* Records shown:
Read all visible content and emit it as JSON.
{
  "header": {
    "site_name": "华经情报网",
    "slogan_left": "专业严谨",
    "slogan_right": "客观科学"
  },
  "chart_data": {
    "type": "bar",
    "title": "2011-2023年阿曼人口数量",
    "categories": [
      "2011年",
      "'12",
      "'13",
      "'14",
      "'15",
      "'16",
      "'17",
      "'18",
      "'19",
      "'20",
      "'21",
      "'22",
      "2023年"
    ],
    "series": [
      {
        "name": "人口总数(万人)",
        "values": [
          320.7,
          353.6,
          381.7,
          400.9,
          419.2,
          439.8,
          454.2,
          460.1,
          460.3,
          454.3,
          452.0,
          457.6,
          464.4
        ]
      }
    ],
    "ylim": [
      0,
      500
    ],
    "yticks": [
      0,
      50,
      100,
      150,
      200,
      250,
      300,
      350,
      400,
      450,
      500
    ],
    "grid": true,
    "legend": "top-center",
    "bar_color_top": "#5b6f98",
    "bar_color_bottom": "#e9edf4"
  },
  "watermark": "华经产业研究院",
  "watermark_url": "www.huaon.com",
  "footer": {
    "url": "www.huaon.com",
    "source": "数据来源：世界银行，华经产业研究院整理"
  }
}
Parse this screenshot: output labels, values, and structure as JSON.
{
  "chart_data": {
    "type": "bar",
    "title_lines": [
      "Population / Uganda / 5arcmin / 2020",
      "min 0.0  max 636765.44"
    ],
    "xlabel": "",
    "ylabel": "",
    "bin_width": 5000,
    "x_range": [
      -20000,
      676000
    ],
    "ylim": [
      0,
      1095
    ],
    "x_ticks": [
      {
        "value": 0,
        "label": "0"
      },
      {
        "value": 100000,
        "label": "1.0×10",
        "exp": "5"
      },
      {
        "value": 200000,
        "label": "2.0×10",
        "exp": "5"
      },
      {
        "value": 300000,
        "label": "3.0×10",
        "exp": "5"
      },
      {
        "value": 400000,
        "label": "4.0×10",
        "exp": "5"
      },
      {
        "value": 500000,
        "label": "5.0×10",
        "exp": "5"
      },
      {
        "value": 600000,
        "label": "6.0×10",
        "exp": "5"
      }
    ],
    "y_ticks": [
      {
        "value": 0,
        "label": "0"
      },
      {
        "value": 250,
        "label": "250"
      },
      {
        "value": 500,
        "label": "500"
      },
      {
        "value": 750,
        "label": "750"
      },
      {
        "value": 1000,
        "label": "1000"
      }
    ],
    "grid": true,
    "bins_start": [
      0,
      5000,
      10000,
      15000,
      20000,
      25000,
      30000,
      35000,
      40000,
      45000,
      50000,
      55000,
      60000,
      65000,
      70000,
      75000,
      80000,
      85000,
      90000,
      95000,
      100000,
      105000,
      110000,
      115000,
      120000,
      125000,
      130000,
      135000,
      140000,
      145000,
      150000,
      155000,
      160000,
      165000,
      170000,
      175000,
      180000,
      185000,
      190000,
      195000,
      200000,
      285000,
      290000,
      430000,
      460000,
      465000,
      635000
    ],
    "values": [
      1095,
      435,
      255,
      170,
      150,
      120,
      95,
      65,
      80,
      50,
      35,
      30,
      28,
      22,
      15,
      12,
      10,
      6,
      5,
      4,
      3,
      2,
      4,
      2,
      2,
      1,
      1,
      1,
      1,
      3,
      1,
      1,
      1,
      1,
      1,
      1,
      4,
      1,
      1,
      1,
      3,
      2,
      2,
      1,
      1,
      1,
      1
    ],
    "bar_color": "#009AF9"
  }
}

* Given request:
All of the entries above need to be reproduced exactly.

* Finished exercise:
Read all visible content and emit it as JSON.
{
  "header": {
    "site_name": "华经情报网",
    "slogan_left": "专业严谨",
    "slogan_right": "客观科学"
  },
  "chart_data": {
    "type": "bar",
    "title": "2011-2023年阿曼人口数量",
    "categories": [
      "2011年",
      "'12",
      "'13",
      "'14",
      "'15",
      "'16",
      "'17",
      "'18",
      "'19",
      "'20",
      "'21",
      "'22",
      "2023年"
    ],
    "series": [
      {
        "name": "人口总数(万人)",
        "values": [
          320.7,
          353.6,
          381.7,
          400.9,
          419.2,
          439.8,
          454.2,
          460.1,
          460.3,
          454.3,
          452.0,
          457.6,
          464.4
        ]
      }
    ],
    "ylim": [
      0,
      500
    ],
    "yticks": [
      0,
      50,
      100,
      150,
      200,
      250,
      300,
      350,
      400,
      450,
      500
    ],
    "grid": true,
    "legend": "top-center",
    "bar_color_top": "#5b6f98",
    "bar_color_bottom": "#e9edf4"
  },
  "watermark": "华经产业研究院",
  "watermark_url": "www.huaon.com",
  "footer": {
    "url": "www.huaon.com",
    "source": "数据来源：世界银行，华经产业研究院整理"
  }
}
Parse this screenshot: output labels, values, and structure as JSON.
{
  "chart_data": {
    "type": "bar",
    "title_lines": [
      "Population / Uganda / 5arcmin / 2020",
      "min 0.0  max 636765.44"
    ],
    "xlabel": "",
    "ylabel": "",
    "bin_width": 5000,
    "x_range": [
      -20000,
      676000
    ],
    "ylim": [
      0,
      1095
    ],
    "x_ticks": [
      {
        "value": 0,
        "label": "0"
      },
      {
        "value": 100000,
        "label": "1.0×10",
        "exp": "5"
      },
      {
        "value": 200000,
        "label": "2.0×10",
        "exp": "5"
      },
      {
        "value": 300000,
        "label": "3.0×10",
        "exp": "5"
      },
      {
        "value": 400000,
        "label": "4.0×10",
        "exp": "5"
      },
      {
        "value": 500000,
        "label": "5.0×10",
        "exp": "5"
      },
      {
        "value": 600000,
        "label": "6.0×10",
        "exp": "5"
      }
    ],
    "y_ticks": [
      {
        "value": 0,
        "label": "0"
      },
      {
        "value": 250,
        "label": "250"
      },
      {
        "value": 500,
        "label": "500"
      },
      {
        "value": 750,
        "label": "750"
      },
      {
        "value": 1000,
        "label": "1000"
      }
    ],
    "grid": true,
    "bins_start": [
      0,
      5000,
      10000,
      15000,
      20000,
      25000,
      30000,
      35000,
      40000,
      45000,
      50000,
      55000,
      60000,
      65000,
      70000,
      75000,
      80000,
      85000,
      90000,
      95000,
      100000,
      105000,
      110000,
      115000,
      120000,
      125000,
      130000,
      135000,
      140000,
      145000,
      150000,
      155000,
      160000,
      165000,
      170000,
      175000,
      180000,
      185000,
      190000,
      195000,
      200000,
      285000,
      290000,
      430000,
      460000,
      465000,
      635000
    ],
    "values": [
      1095,
      435,
      255,
      170,
      150,
      120,
      95,
      65,
      80,
      50,
      35,
      30,
      28,
      22,
      15,
      12,
      10,
      6,
      5,
      4,
      3,
      2,
      4,
      2,
      2,
      1,
      1,
      1,
      1,
      3,
      1,
      1,
      1,
      1,
      1,
      1,
      4,
      1,
      1,
      1,
      3,
      2,
      2,
      1,
      1,
      1,
      1
    ],
    "bar_color": "#009AF9"
  }
}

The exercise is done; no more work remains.